= BRIEF =
Restate each line of the listing exactly, without carrying over any pictures.

··· RAW DATA ···

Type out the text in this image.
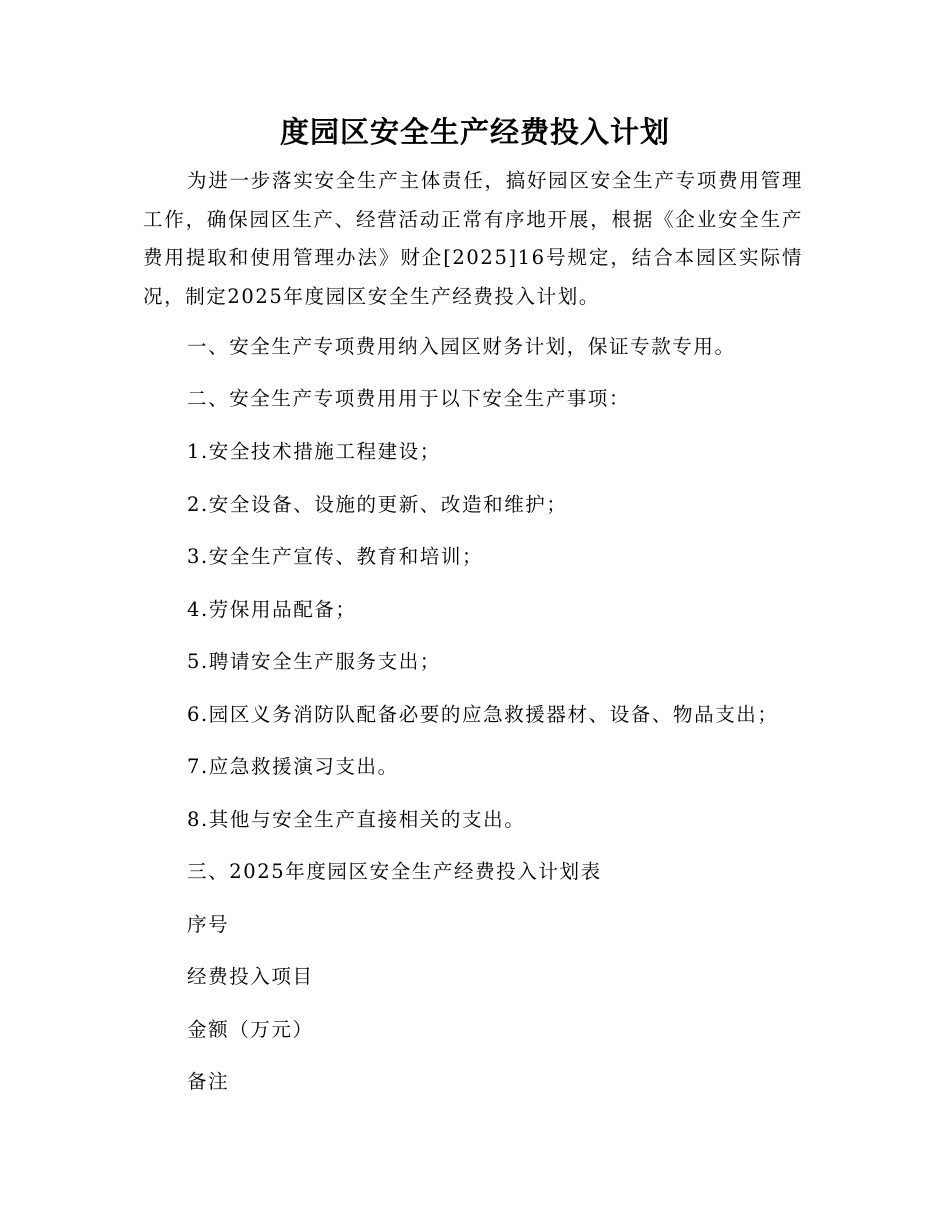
度园区安全生产经费投入计划

为进一步落实安全生产主体责任，搞好园区安全生产专项费用管理工作，确保园区生产、经营活动正常有序地开展，根据《企业安全生产费用提取和使用管理办法》财企[2025]16号规定，结合本园区实际情况，制定2025年度园区安全生产经费投入计划。

一、安全生产专项费用纳入园区财务计划，保证专款专用。
二、安全生产专项费用用于以下安全生产事项：
1.安全技术措施工程建设；
2.安全设备、设施的更新、改造和维护；
3.安全生产宣传、教育和培训；
4.劳保用品配备；
5.聘请安全生产服务支出；
6.园区义务消防队配备必要的应急救援器材、设备、物品支出；
7.应急救援演习支出。
8.其他与安全生产直接相关的支出。
三、2025年度园区安全生产经费投入计划表
序号
经费投入项目
金额（万元）
备注
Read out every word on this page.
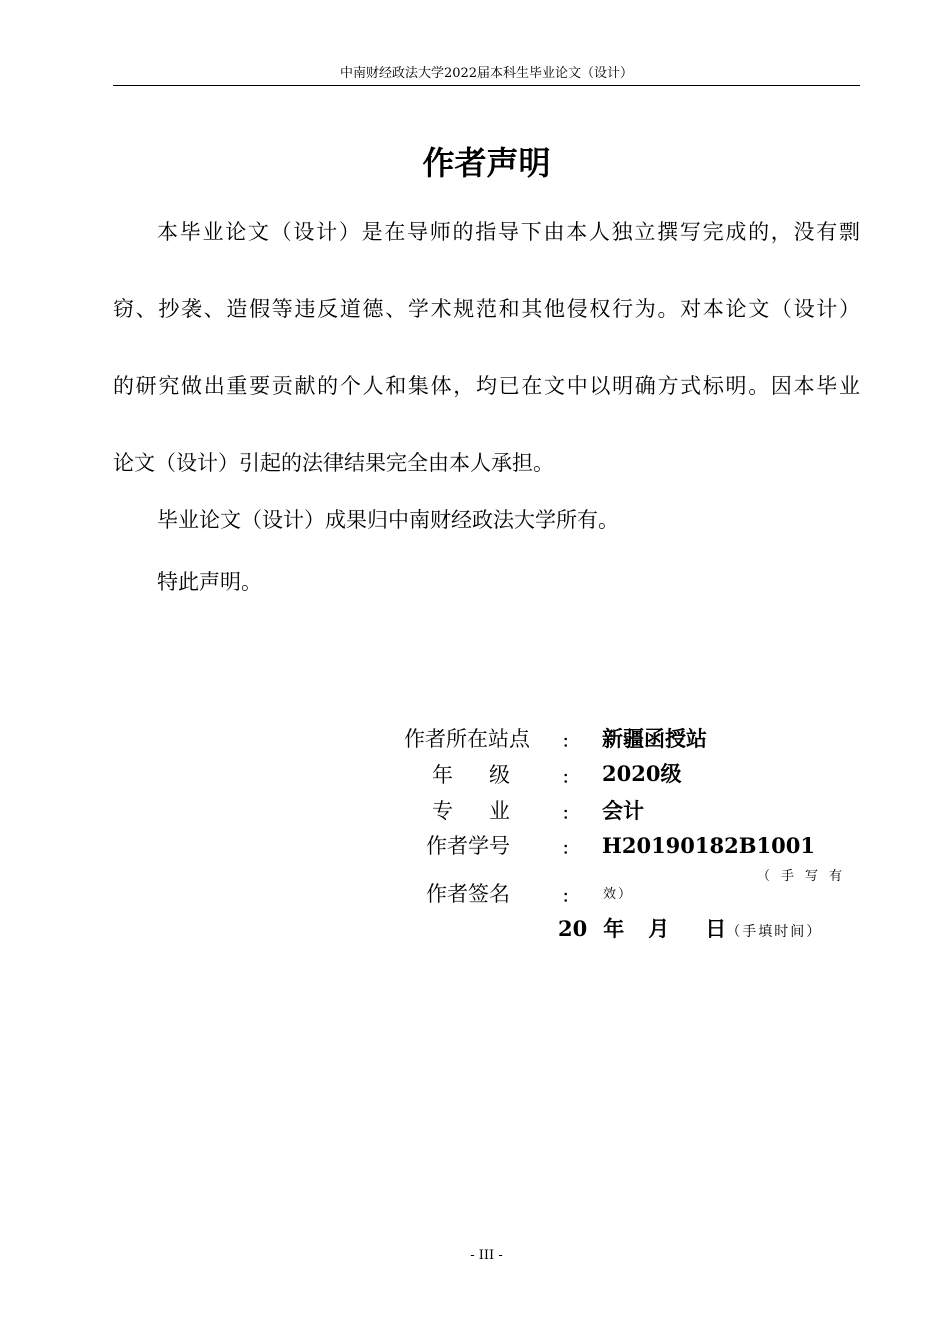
中南财经政法大学2022届本科生毕业论文（设计）
作者声明
本毕业论文（设计）是在导师的指导下由本人独立撰写完成的，没有剽
窃、抄袭、造假等违反道德、学术规范和其他侵权行为。对本论文（设计）
的研究做出重要贡献的个人和集体，均已在文中以明确方式标明。因本毕业
论文（设计）引起的法律结果完全由本人承担。
毕业论文（设计）成果归中南财经政法大学所有。
特此声明。
作者所在站点 ： 新疆函授站
年 级	： 2020级
专 业	： 会计
作者学号	： H20190182B1001
作者签名	：
（手写有
效）
20 年 月 日（手填时间）
- III -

···

= SOLUTION =
Type out the text in this image.
度园区安全生产经费投入计划

为进一步落实安全生产主体责任，搞好园区安全生产专项费用管理工作，确保园区生产、经营活动正常有序地开展，根据《企业安全生产费用提取和使用管理办法》财企[2025]16号规定，结合本园区实际情况，制定2025年度园区安全生产经费投入计划。

一、安全生产专项费用纳入园区财务计划，保证专款专用。
二、安全生产专项费用用于以下安全生产事项：
1.安全技术措施工程建设；
2.安全设备、设施的更新、改造和维护；
3.安全生产宣传、教育和培训；
4.劳保用品配备；
5.聘请安全生产服务支出；
6.园区义务消防队配备必要的应急救援器材、设备、物品支出；
7.应急救援演习支出。
8.其他与安全生产直接相关的支出。
三、2025年度园区安全生产经费投入计划表
序号
经费投入项目
金额（万元）
备注
Read out every word on this page.
中南财经政法大学2022届本科生毕业论文（设计）
作者声明
本毕业论文（设计）是在导师的指导下由本人独立撰写完成的，没有剽
窃、抄袭、造假等违反道德、学术规范和其他侵权行为。对本论文（设计）
的研究做出重要贡献的个人和集体，均已在文中以明确方式标明。因本毕业
论文（设计）引起的法律结果完全由本人承担。
毕业论文（设计）成果归中南财经政法大学所有。
特此声明。
作者所在站点 ： 新疆函授站
年 级	： 2020级
专 业	： 会计
作者学号	： H20190182B1001
作者签名	：
（手写有
效）
20 年 月 日（手填时间）
- III -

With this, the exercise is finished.